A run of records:
◇ ◇ ◇ ◇

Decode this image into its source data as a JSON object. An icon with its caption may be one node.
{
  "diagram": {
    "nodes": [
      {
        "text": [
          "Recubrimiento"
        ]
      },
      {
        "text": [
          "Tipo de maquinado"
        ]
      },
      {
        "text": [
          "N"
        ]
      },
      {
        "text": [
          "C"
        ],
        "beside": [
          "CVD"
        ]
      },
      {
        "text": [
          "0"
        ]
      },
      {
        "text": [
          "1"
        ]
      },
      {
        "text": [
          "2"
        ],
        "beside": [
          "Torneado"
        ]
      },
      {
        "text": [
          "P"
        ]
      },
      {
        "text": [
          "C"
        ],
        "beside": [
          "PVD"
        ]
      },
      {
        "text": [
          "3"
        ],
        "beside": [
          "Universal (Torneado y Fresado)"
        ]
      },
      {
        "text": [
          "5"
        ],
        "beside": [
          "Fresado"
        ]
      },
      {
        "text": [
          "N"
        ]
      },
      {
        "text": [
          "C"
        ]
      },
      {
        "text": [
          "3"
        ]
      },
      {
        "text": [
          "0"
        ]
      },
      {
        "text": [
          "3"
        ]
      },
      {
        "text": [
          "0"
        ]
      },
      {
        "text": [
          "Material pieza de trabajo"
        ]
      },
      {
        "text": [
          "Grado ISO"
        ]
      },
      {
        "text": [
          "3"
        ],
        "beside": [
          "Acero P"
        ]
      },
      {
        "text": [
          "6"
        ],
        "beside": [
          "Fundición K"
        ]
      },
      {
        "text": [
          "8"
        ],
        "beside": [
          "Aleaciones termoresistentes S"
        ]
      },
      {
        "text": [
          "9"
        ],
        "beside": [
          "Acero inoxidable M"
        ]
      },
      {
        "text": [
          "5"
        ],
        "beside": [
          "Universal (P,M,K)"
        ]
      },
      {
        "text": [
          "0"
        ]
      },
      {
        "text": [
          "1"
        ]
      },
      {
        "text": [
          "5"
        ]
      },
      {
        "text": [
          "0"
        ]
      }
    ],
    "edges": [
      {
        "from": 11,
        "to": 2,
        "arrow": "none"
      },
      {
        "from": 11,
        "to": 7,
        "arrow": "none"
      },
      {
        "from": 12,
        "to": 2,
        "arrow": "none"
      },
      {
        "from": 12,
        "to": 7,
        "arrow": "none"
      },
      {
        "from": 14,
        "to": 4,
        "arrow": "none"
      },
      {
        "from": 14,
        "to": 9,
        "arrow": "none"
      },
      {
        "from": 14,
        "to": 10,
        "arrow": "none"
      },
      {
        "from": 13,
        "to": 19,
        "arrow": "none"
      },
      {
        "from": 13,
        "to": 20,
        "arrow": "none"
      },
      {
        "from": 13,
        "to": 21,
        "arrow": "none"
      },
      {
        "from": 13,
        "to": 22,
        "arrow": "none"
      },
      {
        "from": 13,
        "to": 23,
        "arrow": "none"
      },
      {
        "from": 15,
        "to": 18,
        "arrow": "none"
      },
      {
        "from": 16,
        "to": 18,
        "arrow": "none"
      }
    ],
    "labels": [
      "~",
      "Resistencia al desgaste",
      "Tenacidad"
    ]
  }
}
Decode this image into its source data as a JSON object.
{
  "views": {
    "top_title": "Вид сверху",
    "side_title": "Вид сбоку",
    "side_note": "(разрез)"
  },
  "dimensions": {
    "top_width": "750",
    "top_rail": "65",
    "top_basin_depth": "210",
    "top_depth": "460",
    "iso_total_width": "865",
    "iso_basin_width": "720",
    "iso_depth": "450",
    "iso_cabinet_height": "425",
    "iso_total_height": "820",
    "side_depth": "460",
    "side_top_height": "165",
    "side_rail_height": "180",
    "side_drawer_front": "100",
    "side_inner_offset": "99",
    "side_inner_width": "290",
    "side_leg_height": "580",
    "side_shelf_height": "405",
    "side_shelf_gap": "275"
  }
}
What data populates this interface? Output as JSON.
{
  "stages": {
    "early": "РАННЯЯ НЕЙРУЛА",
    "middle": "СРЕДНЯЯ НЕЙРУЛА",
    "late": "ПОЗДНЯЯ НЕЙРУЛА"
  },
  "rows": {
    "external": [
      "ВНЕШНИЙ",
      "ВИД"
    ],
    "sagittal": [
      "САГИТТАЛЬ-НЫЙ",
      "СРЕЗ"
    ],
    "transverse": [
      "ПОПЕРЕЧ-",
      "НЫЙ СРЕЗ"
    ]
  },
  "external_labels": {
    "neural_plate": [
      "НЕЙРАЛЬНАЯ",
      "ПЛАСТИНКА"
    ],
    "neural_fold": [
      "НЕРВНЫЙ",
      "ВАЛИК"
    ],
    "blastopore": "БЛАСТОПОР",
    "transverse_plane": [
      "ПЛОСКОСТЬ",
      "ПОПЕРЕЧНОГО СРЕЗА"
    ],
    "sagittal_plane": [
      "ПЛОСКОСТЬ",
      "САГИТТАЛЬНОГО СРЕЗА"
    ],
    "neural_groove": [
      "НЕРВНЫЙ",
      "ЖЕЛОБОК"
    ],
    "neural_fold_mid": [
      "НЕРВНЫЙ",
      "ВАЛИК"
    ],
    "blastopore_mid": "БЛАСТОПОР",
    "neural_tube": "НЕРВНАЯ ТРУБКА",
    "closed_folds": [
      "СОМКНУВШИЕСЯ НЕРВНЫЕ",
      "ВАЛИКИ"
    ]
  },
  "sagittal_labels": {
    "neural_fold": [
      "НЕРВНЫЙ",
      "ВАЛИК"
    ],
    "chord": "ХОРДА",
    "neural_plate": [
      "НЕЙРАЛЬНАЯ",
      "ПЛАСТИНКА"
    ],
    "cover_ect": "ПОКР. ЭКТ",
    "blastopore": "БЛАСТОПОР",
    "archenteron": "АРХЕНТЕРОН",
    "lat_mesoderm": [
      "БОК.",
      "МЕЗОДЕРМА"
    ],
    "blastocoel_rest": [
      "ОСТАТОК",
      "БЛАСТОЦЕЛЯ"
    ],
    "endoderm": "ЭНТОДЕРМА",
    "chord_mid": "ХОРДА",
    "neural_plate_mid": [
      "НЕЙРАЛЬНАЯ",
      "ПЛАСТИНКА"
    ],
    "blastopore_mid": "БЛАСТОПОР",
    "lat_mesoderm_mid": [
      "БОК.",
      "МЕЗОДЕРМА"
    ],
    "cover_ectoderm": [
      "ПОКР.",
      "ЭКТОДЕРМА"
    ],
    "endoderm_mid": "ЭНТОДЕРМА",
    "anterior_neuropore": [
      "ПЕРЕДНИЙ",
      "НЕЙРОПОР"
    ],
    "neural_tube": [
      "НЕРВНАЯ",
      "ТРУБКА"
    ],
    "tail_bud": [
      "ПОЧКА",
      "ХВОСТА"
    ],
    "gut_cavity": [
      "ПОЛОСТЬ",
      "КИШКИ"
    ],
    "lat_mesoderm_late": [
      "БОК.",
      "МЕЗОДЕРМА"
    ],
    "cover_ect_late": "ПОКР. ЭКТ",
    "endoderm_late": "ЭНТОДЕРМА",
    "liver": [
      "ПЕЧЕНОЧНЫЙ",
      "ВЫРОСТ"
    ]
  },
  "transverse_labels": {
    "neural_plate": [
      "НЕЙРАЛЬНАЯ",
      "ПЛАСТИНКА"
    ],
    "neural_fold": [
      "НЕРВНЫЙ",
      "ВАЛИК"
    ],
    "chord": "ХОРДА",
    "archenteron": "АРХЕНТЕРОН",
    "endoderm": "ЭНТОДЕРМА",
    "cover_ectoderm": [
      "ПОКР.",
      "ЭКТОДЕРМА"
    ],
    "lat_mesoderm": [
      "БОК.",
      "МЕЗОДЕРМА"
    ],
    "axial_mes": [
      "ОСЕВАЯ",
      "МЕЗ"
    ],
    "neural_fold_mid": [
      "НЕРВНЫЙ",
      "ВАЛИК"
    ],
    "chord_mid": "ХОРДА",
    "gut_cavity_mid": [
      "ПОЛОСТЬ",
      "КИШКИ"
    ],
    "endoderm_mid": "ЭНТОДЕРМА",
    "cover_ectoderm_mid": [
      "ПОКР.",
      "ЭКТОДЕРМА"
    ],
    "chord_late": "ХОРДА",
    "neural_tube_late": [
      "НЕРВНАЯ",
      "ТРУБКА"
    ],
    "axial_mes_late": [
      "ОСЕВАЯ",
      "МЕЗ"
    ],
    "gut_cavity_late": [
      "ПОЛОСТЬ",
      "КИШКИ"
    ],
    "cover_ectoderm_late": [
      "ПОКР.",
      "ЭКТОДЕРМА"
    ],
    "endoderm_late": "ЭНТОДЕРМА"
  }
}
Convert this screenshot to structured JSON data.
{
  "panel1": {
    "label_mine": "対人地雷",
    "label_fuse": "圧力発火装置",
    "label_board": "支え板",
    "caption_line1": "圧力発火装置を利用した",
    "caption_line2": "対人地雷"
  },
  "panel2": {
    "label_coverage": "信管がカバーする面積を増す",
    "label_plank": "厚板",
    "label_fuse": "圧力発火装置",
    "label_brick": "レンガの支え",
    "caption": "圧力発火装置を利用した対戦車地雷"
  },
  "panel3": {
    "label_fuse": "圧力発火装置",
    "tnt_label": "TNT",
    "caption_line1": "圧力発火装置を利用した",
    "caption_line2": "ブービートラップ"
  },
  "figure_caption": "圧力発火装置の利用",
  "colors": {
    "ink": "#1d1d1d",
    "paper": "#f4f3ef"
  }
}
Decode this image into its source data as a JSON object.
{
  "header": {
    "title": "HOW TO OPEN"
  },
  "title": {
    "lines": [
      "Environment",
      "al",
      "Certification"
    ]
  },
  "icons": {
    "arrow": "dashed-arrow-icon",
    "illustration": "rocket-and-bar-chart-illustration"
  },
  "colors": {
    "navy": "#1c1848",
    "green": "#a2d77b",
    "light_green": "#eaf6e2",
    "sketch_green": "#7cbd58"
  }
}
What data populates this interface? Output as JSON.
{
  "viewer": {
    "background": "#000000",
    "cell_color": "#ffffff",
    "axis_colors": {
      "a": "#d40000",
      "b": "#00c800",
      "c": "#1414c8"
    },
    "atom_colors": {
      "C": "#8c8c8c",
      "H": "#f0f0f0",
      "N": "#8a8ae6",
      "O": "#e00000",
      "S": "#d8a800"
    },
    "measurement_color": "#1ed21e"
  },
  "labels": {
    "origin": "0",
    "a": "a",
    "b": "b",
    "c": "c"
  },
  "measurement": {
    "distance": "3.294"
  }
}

◇ ◇ ◇ ◇

WHAT YOU HAVE TO DO:
Scan the records above for the string "Torneado", then select every line that holds it.

ANSWER TO THE TASK:
          "Torneado"
          "Universal (Torneado y Fresado)"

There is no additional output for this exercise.